(Extracted records)
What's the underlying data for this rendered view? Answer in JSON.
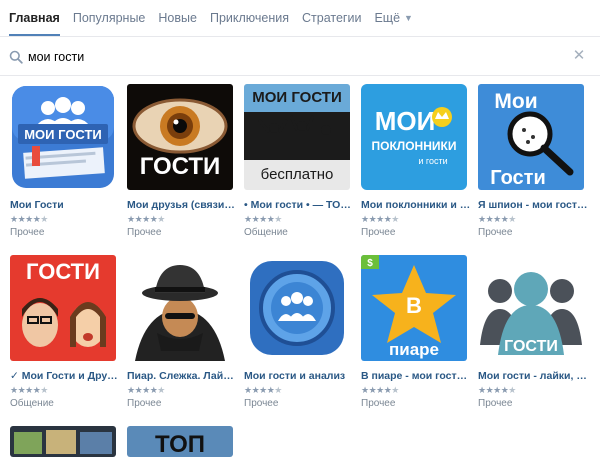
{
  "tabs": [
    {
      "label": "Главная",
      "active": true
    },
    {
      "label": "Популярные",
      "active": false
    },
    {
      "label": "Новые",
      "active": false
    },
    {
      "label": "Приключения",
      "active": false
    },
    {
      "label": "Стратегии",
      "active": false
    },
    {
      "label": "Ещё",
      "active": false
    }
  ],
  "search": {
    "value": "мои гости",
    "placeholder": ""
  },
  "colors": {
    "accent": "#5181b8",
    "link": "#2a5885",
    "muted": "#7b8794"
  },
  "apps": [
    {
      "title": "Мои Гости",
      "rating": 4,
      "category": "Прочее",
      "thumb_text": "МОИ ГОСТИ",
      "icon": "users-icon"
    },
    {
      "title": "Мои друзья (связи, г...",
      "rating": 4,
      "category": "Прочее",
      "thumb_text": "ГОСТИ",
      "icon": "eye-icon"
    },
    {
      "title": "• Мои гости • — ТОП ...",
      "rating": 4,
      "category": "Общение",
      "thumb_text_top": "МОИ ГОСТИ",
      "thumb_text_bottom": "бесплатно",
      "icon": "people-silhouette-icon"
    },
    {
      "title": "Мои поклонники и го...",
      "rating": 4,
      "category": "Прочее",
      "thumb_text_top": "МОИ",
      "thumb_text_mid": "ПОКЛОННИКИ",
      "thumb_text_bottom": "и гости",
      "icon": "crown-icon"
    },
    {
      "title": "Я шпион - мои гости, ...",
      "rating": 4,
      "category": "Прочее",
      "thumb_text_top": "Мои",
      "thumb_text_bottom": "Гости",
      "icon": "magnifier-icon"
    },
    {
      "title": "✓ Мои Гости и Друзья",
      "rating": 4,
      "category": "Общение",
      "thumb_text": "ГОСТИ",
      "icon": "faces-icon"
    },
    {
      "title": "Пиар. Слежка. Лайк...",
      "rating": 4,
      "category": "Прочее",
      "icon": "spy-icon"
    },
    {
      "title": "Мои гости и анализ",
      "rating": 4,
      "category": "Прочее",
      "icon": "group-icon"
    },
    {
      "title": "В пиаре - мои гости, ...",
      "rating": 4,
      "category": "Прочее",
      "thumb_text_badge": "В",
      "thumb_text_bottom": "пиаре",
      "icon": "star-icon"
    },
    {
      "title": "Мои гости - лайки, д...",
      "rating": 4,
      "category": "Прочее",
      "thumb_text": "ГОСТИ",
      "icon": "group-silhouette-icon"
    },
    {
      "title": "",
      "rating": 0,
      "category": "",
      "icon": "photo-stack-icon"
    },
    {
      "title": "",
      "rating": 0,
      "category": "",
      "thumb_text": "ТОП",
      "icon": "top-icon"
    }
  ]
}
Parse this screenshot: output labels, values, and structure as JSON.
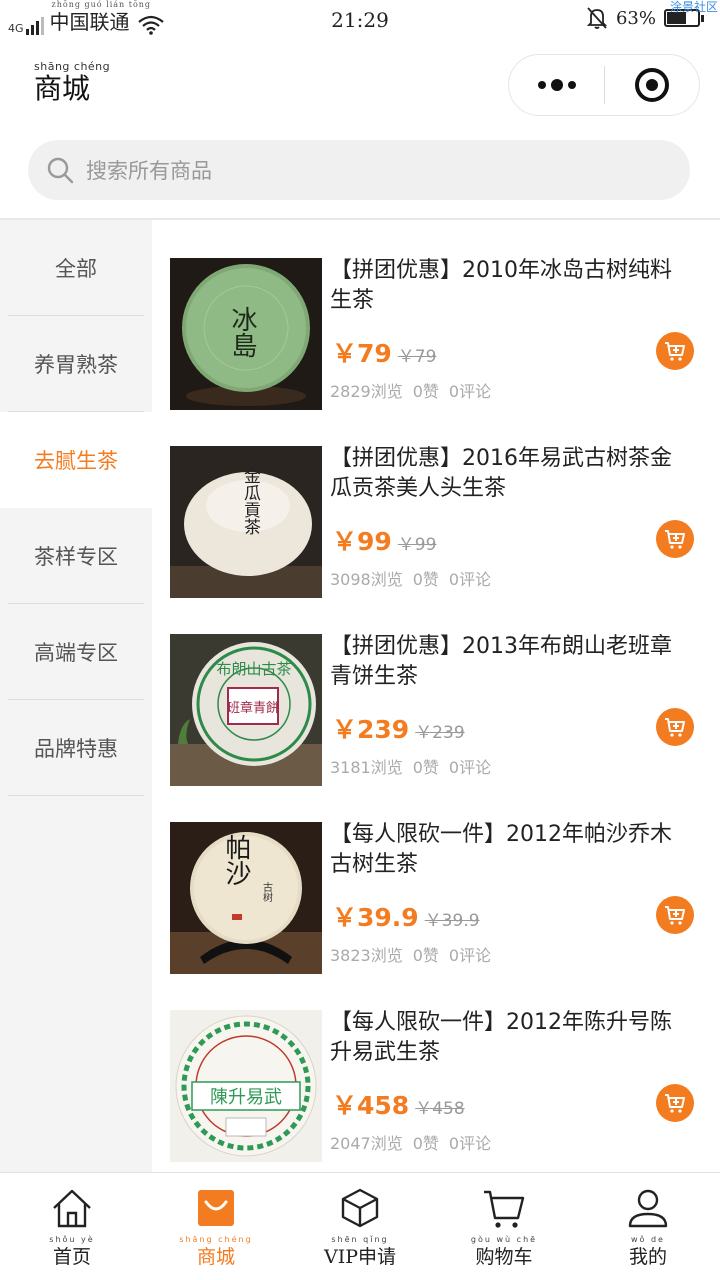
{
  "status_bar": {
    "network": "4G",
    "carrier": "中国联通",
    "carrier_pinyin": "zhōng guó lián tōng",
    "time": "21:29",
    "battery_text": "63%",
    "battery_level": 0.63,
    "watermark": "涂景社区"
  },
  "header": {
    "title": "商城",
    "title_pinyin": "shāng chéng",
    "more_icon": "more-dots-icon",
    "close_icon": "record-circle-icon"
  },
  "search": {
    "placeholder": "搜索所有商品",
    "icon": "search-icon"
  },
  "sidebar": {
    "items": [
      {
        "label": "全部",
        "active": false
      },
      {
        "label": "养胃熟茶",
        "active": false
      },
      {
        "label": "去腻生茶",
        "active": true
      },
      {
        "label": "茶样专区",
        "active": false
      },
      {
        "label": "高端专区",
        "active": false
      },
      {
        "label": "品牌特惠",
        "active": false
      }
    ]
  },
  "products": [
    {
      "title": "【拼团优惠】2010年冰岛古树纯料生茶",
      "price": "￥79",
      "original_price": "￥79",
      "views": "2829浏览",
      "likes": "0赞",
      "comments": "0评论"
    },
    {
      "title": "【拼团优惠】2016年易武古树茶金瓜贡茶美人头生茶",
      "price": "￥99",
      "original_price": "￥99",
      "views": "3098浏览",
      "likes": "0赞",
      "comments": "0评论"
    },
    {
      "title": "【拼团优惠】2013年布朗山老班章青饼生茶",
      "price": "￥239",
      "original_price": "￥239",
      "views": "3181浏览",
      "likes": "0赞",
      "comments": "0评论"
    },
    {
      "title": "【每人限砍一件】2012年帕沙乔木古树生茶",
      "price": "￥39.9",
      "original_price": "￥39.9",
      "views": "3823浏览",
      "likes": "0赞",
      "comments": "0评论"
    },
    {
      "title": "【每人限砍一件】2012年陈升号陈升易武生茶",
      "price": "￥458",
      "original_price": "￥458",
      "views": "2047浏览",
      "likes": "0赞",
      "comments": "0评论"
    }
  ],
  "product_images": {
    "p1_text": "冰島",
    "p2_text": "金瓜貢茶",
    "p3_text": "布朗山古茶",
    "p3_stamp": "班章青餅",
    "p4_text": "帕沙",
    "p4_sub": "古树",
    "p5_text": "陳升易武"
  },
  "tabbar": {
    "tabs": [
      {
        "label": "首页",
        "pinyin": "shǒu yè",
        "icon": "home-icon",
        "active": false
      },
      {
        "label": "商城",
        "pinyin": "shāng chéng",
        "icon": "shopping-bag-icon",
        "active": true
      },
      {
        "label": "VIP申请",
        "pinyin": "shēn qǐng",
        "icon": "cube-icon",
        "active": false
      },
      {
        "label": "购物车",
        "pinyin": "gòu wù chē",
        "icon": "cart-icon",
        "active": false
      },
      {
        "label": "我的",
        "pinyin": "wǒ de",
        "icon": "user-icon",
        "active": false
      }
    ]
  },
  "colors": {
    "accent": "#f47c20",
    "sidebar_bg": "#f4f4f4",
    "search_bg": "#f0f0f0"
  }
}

§ **What to work on**
Transcribe every record above exactly, leaving out the pictures.

§ **Result of this task**
What's the underlying data for this rendered view? Answer in JSON.
{
  "tabs": [
    {
      "label": "Главная",
      "active": true
    },
    {
      "label": "Популярные",
      "active": false
    },
    {
      "label": "Новые",
      "active": false
    },
    {
      "label": "Приключения",
      "active": false
    },
    {
      "label": "Стратегии",
      "active": false
    },
    {
      "label": "Ещё",
      "active": false
    }
  ],
  "search": {
    "value": "мои гости",
    "placeholder": ""
  },
  "colors": {
    "accent": "#5181b8",
    "link": "#2a5885",
    "muted": "#7b8794"
  },
  "apps": [
    {
      "title": "Мои Гости",
      "rating": 4,
      "category": "Прочее",
      "thumb_text": "МОИ ГОСТИ",
      "icon": "users-icon"
    },
    {
      "title": "Мои друзья (связи, г...",
      "rating": 4,
      "category": "Прочее",
      "thumb_text": "ГОСТИ",
      "icon": "eye-icon"
    },
    {
      "title": "• Мои гости • — ТОП ...",
      "rating": 4,
      "category": "Общение",
      "thumb_text_top": "МОИ ГОСТИ",
      "thumb_text_bottom": "бесплатно",
      "icon": "people-silhouette-icon"
    },
    {
      "title": "Мои поклонники и го...",
      "rating": 4,
      "category": "Прочее",
      "thumb_text_top": "МОИ",
      "thumb_text_mid": "ПОКЛОННИКИ",
      "thumb_text_bottom": "и гости",
      "icon": "crown-icon"
    },
    {
      "title": "Я шпион - мои гости, ...",
      "rating": 4,
      "category": "Прочее",
      "thumb_text_top": "Мои",
      "thumb_text_bottom": "Гости",
      "icon": "magnifier-icon"
    },
    {
      "title": "✓ Мои Гости и Друзья",
      "rating": 4,
      "category": "Общение",
      "thumb_text": "ГОСТИ",
      "icon": "faces-icon"
    },
    {
      "title": "Пиар. Слежка. Лайк...",
      "rating": 4,
      "category": "Прочее",
      "icon": "spy-icon"
    },
    {
      "title": "Мои гости и анализ",
      "rating": 4,
      "category": "Прочее",
      "icon": "group-icon"
    },
    {
      "title": "В пиаре - мои гости, ...",
      "rating": 4,
      "category": "Прочее",
      "thumb_text_badge": "В",
      "thumb_text_bottom": "пиаре",
      "icon": "star-icon"
    },
    {
      "title": "Мои гости - лайки, д...",
      "rating": 4,
      "category": "Прочее",
      "thumb_text": "ГОСТИ",
      "icon": "group-silhouette-icon"
    },
    {
      "title": "",
      "rating": 0,
      "category": "",
      "icon": "photo-stack-icon"
    },
    {
      "title": "",
      "rating": 0,
      "category": "",
      "thumb_text": "ТОП",
      "icon": "top-icon"
    }
  ]
}
Parse this screenshot: output labels, values, and structure as JSON.
{
  "status_bar": {
    "network": "4G",
    "carrier": "中国联通",
    "carrier_pinyin": "zhōng guó lián tōng",
    "time": "21:29",
    "battery_text": "63%",
    "battery_level": 0.63,
    "watermark": "涂景社区"
  },
  "header": {
    "title": "商城",
    "title_pinyin": "shāng chéng",
    "more_icon": "more-dots-icon",
    "close_icon": "record-circle-icon"
  },
  "search": {
    "placeholder": "搜索所有商品",
    "icon": "search-icon"
  },
  "sidebar": {
    "items": [
      {
        "label": "全部",
        "active": false
      },
      {
        "label": "养胃熟茶",
        "active": false
      },
      {
        "label": "去腻生茶",
        "active": true
      },
      {
        "label": "茶样专区",
        "active": false
      },
      {
        "label": "高端专区",
        "active": false
      },
      {
        "label": "品牌特惠",
        "active": false
      }
    ]
  },
  "products": [
    {
      "title": "【拼团优惠】2010年冰岛古树纯料生茶",
      "price": "￥79",
      "original_price": "￥79",
      "views": "2829浏览",
      "likes": "0赞",
      "comments": "0评论"
    },
    {
      "title": "【拼团优惠】2016年易武古树茶金瓜贡茶美人头生茶",
      "price": "￥99",
      "original_price": "￥99",
      "views": "3098浏览",
      "likes": "0赞",
      "comments": "0评论"
    },
    {
      "title": "【拼团优惠】2013年布朗山老班章青饼生茶",
      "price": "￥239",
      "original_price": "￥239",
      "views": "3181浏览",
      "likes": "0赞",
      "comments": "0评论"
    },
    {
      "title": "【每人限砍一件】2012年帕沙乔木古树生茶",
      "price": "￥39.9",
      "original_price": "￥39.9",
      "views": "3823浏览",
      "likes": "0赞",
      "comments": "0评论"
    },
    {
      "title": "【每人限砍一件】2012年陈升号陈升易武生茶",
      "price": "￥458",
      "original_price": "￥458",
      "views": "2047浏览",
      "likes": "0赞",
      "comments": "0评论"
    }
  ],
  "product_images": {
    "p1_text": "冰島",
    "p2_text": "金瓜貢茶",
    "p3_text": "布朗山古茶",
    "p3_stamp": "班章青餅",
    "p4_text": "帕沙",
    "p4_sub": "古树",
    "p5_text": "陳升易武"
  },
  "tabbar": {
    "tabs": [
      {
        "label": "首页",
        "pinyin": "shǒu yè",
        "icon": "home-icon",
        "active": false
      },
      {
        "label": "商城",
        "pinyin": "shāng chéng",
        "icon": "shopping-bag-icon",
        "active": true
      },
      {
        "label": "VIP申请",
        "pinyin": "shēn qǐng",
        "icon": "cube-icon",
        "active": false
      },
      {
        "label": "购物车",
        "pinyin": "gòu wù chē",
        "icon": "cart-icon",
        "active": false
      },
      {
        "label": "我的",
        "pinyin": "wǒ de",
        "icon": "user-icon",
        "active": false
      }
    ]
  },
  "colors": {
    "accent": "#f47c20",
    "sidebar_bg": "#f4f4f4",
    "search_bg": "#f0f0f0"
  }
}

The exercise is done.